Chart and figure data

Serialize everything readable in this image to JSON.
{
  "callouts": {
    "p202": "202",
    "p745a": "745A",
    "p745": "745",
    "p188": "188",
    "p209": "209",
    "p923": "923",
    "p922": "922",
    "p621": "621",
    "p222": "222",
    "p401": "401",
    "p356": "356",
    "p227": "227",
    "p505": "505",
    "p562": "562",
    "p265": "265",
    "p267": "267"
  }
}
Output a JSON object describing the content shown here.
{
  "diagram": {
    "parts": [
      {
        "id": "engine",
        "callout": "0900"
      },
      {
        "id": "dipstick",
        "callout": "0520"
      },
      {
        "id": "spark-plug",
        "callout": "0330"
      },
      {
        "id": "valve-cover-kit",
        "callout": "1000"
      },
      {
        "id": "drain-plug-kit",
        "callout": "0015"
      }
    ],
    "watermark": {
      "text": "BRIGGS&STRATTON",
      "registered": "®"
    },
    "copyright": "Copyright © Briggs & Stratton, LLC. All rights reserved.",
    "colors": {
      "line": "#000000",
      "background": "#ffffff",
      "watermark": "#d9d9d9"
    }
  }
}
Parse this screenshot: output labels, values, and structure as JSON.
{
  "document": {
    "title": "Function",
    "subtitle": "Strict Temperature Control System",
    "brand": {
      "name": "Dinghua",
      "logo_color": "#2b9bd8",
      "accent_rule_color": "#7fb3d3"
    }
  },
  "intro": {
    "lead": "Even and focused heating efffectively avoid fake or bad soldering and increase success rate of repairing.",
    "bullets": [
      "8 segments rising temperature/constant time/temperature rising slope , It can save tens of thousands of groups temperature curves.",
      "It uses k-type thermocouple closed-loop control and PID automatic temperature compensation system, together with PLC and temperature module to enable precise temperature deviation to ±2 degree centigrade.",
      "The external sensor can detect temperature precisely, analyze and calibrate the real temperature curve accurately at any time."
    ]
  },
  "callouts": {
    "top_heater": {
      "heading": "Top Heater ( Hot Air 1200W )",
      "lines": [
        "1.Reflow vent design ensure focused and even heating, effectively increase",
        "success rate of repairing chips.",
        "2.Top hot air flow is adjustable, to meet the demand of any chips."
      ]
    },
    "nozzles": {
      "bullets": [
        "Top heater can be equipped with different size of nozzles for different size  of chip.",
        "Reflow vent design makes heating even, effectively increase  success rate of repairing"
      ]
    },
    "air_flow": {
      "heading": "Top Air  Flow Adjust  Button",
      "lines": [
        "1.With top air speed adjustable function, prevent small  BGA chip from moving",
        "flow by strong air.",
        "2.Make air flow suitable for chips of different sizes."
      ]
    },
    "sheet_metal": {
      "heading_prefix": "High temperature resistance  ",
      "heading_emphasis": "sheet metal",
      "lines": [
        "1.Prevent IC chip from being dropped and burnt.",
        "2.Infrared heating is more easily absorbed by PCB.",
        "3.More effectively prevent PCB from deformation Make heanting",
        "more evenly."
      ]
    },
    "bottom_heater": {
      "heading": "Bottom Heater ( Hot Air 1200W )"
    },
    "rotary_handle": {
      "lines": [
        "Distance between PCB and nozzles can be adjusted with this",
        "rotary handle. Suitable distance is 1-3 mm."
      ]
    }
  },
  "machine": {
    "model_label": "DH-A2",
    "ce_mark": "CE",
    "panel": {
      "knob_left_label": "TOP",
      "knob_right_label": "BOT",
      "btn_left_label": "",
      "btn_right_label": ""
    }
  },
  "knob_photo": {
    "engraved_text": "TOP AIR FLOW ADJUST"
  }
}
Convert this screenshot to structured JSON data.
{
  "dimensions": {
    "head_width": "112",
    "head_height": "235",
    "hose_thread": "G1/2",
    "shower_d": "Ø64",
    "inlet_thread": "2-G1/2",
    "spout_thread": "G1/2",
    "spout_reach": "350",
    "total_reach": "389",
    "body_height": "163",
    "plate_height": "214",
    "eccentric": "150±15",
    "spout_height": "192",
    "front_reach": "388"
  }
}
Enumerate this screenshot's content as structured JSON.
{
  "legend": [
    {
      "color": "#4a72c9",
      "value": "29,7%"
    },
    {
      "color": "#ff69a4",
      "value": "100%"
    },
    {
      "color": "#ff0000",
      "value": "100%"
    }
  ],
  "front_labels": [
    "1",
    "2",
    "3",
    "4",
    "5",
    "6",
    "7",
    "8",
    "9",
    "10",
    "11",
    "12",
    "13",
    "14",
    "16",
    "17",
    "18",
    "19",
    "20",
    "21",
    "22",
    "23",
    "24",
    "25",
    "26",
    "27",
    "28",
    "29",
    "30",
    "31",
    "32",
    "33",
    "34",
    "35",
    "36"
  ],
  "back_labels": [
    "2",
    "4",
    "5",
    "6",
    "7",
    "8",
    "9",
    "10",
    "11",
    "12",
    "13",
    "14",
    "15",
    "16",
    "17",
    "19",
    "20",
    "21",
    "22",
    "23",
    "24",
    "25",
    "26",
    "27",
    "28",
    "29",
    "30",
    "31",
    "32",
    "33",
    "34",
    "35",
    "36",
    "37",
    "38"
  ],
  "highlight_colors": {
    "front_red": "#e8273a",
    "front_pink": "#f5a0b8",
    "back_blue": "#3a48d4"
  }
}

▶ _WHAT IS NEEDED_: Go through the data and return every record exactly.

▶ _FINISHED TASK_:
Serialize everything readable in this image to JSON.
{
  "callouts": {
    "p202": "202",
    "p745a": "745A",
    "p745": "745",
    "p188": "188",
    "p209": "209",
    "p923": "923",
    "p922": "922",
    "p621": "621",
    "p222": "222",
    "p401": "401",
    "p356": "356",
    "p227": "227",
    "p505": "505",
    "p562": "562",
    "p265": "265",
    "p267": "267"
  }
}
Output a JSON object describing the content shown here.
{
  "diagram": {
    "parts": [
      {
        "id": "engine",
        "callout": "0900"
      },
      {
        "id": "dipstick",
        "callout": "0520"
      },
      {
        "id": "spark-plug",
        "callout": "0330"
      },
      {
        "id": "valve-cover-kit",
        "callout": "1000"
      },
      {
        "id": "drain-plug-kit",
        "callout": "0015"
      }
    ],
    "watermark": {
      "text": "BRIGGS&STRATTON",
      "registered": "®"
    },
    "copyright": "Copyright © Briggs & Stratton, LLC. All rights reserved.",
    "colors": {
      "line": "#000000",
      "background": "#ffffff",
      "watermark": "#d9d9d9"
    }
  }
}
Parse this screenshot: output labels, values, and structure as JSON.
{
  "document": {
    "title": "Function",
    "subtitle": "Strict Temperature Control System",
    "brand": {
      "name": "Dinghua",
      "logo_color": "#2b9bd8",
      "accent_rule_color": "#7fb3d3"
    }
  },
  "intro": {
    "lead": "Even and focused heating efffectively avoid fake or bad soldering and increase success rate of repairing.",
    "bullets": [
      "8 segments rising temperature/constant time/temperature rising slope , It can save tens of thousands of groups temperature curves.",
      "It uses k-type thermocouple closed-loop control and PID automatic temperature compensation system, together with PLC and temperature module to enable precise temperature deviation to ±2 degree centigrade.",
      "The external sensor can detect temperature precisely, analyze and calibrate the real temperature curve accurately at any time."
    ]
  },
  "callouts": {
    "top_heater": {
      "heading": "Top Heater ( Hot Air 1200W )",
      "lines": [
        "1.Reflow vent design ensure focused and even heating, effectively increase",
        "success rate of repairing chips.",
        "2.Top hot air flow is adjustable, to meet the demand of any chips."
      ]
    },
    "nozzles": {
      "bullets": [
        "Top heater can be equipped with different size of nozzles for different size  of chip.",
        "Reflow vent design makes heating even, effectively increase  success rate of repairing"
      ]
    },
    "air_flow": {
      "heading": "Top Air  Flow Adjust  Button",
      "lines": [
        "1.With top air speed adjustable function, prevent small  BGA chip from moving",
        "flow by strong air.",
        "2.Make air flow suitable for chips of different sizes."
      ]
    },
    "sheet_metal": {
      "heading_prefix": "High temperature resistance  ",
      "heading_emphasis": "sheet metal",
      "lines": [
        "1.Prevent IC chip from being dropped and burnt.",
        "2.Infrared heating is more easily absorbed by PCB.",
        "3.More effectively prevent PCB from deformation Make heanting",
        "more evenly."
      ]
    },
    "bottom_heater": {
      "heading": "Bottom Heater ( Hot Air 1200W )"
    },
    "rotary_handle": {
      "lines": [
        "Distance between PCB and nozzles can be adjusted with this",
        "rotary handle. Suitable distance is 1-3 mm."
      ]
    }
  },
  "machine": {
    "model_label": "DH-A2",
    "ce_mark": "CE",
    "panel": {
      "knob_left_label": "TOP",
      "knob_right_label": "BOT",
      "btn_left_label": "",
      "btn_right_label": ""
    }
  },
  "knob_photo": {
    "engraved_text": "TOP AIR FLOW ADJUST"
  }
}
Convert this screenshot to structured JSON data.
{
  "dimensions": {
    "head_width": "112",
    "head_height": "235",
    "hose_thread": "G1/2",
    "shower_d": "Ø64",
    "inlet_thread": "2-G1/2",
    "spout_thread": "G1/2",
    "spout_reach": "350",
    "total_reach": "389",
    "body_height": "163",
    "plate_height": "214",
    "eccentric": "150±15",
    "spout_height": "192",
    "front_reach": "388"
  }
}
Enumerate this screenshot's content as structured JSON.
{
  "legend": [
    {
      "color": "#4a72c9",
      "value": "29,7%"
    },
    {
      "color": "#ff69a4",
      "value": "100%"
    },
    {
      "color": "#ff0000",
      "value": "100%"
    }
  ],
  "front_labels": [
    "1",
    "2",
    "3",
    "4",
    "5",
    "6",
    "7",
    "8",
    "9",
    "10",
    "11",
    "12",
    "13",
    "14",
    "16",
    "17",
    "18",
    "19",
    "20",
    "21",
    "22",
    "23",
    "24",
    "25",
    "26",
    "27",
    "28",
    "29",
    "30",
    "31",
    "32",
    "33",
    "34",
    "35",
    "36"
  ],
  "back_labels": [
    "2",
    "4",
    "5",
    "6",
    "7",
    "8",
    "9",
    "10",
    "11",
    "12",
    "13",
    "14",
    "15",
    "16",
    "17",
    "19",
    "20",
    "21",
    "22",
    "23",
    "24",
    "25",
    "26",
    "27",
    "28",
    "29",
    "30",
    "31",
    "32",
    "33",
    "34",
    "35",
    "36",
    "37",
    "38"
  ],
  "highlight_colors": {
    "front_red": "#e8273a",
    "front_pink": "#f5a0b8",
    "back_blue": "#3a48d4"
  }
}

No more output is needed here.